Extracted data:

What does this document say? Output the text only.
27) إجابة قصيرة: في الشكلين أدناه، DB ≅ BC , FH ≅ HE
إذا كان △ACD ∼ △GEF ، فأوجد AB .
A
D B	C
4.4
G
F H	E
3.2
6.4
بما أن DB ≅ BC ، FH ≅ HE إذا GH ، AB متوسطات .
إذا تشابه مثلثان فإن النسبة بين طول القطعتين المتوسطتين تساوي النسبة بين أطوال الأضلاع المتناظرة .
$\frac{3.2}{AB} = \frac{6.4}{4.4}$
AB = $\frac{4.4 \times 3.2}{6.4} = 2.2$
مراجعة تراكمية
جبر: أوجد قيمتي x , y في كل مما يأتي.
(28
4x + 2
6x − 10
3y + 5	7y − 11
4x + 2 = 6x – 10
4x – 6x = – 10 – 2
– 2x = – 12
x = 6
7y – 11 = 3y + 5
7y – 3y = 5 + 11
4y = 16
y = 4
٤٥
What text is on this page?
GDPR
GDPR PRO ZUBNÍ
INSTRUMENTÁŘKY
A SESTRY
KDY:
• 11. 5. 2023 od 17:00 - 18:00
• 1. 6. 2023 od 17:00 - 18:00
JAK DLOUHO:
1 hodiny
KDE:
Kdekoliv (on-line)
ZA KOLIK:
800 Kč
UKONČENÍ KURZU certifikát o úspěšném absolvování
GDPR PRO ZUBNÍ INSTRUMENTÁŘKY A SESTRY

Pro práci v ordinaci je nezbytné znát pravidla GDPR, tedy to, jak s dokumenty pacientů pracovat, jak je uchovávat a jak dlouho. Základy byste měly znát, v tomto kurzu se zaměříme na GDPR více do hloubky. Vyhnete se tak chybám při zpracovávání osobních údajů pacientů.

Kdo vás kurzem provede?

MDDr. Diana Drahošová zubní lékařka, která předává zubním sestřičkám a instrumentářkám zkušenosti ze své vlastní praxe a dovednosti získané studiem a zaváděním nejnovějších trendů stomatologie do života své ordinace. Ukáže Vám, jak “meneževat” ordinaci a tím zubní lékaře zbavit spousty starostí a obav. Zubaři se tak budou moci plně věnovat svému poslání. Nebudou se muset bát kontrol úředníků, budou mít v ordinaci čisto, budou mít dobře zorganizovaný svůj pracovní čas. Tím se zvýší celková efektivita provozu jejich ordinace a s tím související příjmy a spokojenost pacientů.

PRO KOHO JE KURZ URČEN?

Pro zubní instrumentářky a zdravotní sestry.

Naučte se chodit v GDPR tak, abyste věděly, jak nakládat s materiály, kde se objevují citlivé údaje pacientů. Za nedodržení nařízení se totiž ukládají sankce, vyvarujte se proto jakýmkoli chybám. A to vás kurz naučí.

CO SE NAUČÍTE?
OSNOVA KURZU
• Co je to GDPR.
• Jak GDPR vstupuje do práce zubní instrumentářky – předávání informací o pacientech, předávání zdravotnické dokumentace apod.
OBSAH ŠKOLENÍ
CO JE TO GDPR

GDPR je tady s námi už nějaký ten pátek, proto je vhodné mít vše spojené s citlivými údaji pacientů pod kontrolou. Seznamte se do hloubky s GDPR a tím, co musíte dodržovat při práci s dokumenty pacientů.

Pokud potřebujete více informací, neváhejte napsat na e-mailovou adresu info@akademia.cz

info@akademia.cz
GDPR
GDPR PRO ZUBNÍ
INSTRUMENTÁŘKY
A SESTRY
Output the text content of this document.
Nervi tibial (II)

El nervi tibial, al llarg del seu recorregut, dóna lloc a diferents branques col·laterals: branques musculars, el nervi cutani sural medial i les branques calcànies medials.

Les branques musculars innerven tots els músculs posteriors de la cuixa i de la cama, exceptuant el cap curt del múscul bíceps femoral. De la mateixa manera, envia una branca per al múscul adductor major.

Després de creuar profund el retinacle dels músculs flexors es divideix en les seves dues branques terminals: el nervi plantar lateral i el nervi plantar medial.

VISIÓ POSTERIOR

Problem statement: Print the material once more, exactly.

The reply:
What does this document say? Output the text only.
27) إجابة قصيرة: في الشكلين أدناه، DB ≅ BC , FH ≅ HE
إذا كان △ACD ∼ △GEF ، فأوجد AB .
A
D B	C
4.4
G
F H	E
3.2
6.4
بما أن DB ≅ BC ، FH ≅ HE إذا GH ، AB متوسطات .
إذا تشابه مثلثان فإن النسبة بين طول القطعتين المتوسطتين تساوي النسبة بين أطوال الأضلاع المتناظرة .
$\frac{3.2}{AB} = \frac{6.4}{4.4}$
AB = $\frac{4.4 \times 3.2}{6.4} = 2.2$
مراجعة تراكمية
جبر: أوجد قيمتي x , y في كل مما يأتي.
(28
4x + 2
6x − 10
3y + 5	7y − 11
4x + 2 = 6x – 10
4x – 6x = – 10 – 2
– 2x = – 12
x = 6
7y – 11 = 3y + 5
7y – 3y = 5 + 11
4y = 16
y = 4
٤٥
What text is on this page?
GDPR
GDPR PRO ZUBNÍ
INSTRUMENTÁŘKY
A SESTRY
KDY:
• 11. 5. 2023 od 17:00 - 18:00
• 1. 6. 2023 od 17:00 - 18:00
JAK DLOUHO:
1 hodiny
KDE:
Kdekoliv (on-line)
ZA KOLIK:
800 Kč
UKONČENÍ KURZU certifikát o úspěšném absolvování
GDPR PRO ZUBNÍ INSTRUMENTÁŘKY A SESTRY

Pro práci v ordinaci je nezbytné znát pravidla GDPR, tedy to, jak s dokumenty pacientů pracovat, jak je uchovávat a jak dlouho. Základy byste měly znát, v tomto kurzu se zaměříme na GDPR více do hloubky. Vyhnete se tak chybám při zpracovávání osobních údajů pacientů.

Kdo vás kurzem provede?

MDDr. Diana Drahošová zubní lékařka, která předává zubním sestřičkám a instrumentářkám zkušenosti ze své vlastní praxe a dovednosti získané studiem a zaváděním nejnovějších trendů stomatologie do života své ordinace. Ukáže Vám, jak “meneževat” ordinaci a tím zubní lékaře zbavit spousty starostí a obav. Zubaři se tak budou moci plně věnovat svému poslání. Nebudou se muset bát kontrol úředníků, budou mít v ordinaci čisto, budou mít dobře zorganizovaný svůj pracovní čas. Tím se zvýší celková efektivita provozu jejich ordinace a s tím související příjmy a spokojenost pacientů.

PRO KOHO JE KURZ URČEN?

Pro zubní instrumentářky a zdravotní sestry.

Naučte se chodit v GDPR tak, abyste věděly, jak nakládat s materiály, kde se objevují citlivé údaje pacientů. Za nedodržení nařízení se totiž ukládají sankce, vyvarujte se proto jakýmkoli chybám. A to vás kurz naučí.

CO SE NAUČÍTE?
OSNOVA KURZU
• Co je to GDPR.
• Jak GDPR vstupuje do práce zubní instrumentářky – předávání informací o pacientech, předávání zdravotnické dokumentace apod.
OBSAH ŠKOLENÍ
CO JE TO GDPR

GDPR je tady s námi už nějaký ten pátek, proto je vhodné mít vše spojené s citlivými údaji pacientů pod kontrolou. Seznamte se do hloubky s GDPR a tím, co musíte dodržovat při práci s dokumenty pacientů.

Pokud potřebujete více informací, neváhejte napsat na e-mailovou adresu info@akademia.cz

info@akademia.cz
GDPR
GDPR PRO ZUBNÍ
INSTRUMENTÁŘKY
A SESTRY
Output the text content of this document.
Nervi tibial (II)

El nervi tibial, al llarg del seu recorregut, dóna lloc a diferents branques col·laterals: branques musculars, el nervi cutani sural medial i les branques calcànies medials.

Les branques musculars innerven tots els músculs posteriors de la cuixa i de la cama, exceptuant el cap curt del múscul bíceps femoral. De la mateixa manera, envia una branca per al múscul adductor major.

Després de creuar profund el retinacle dels músculs flexors es divideix en les seves dues branques terminals: el nervi plantar lateral i el nervi plantar medial.

VISIÓ POSTERIOR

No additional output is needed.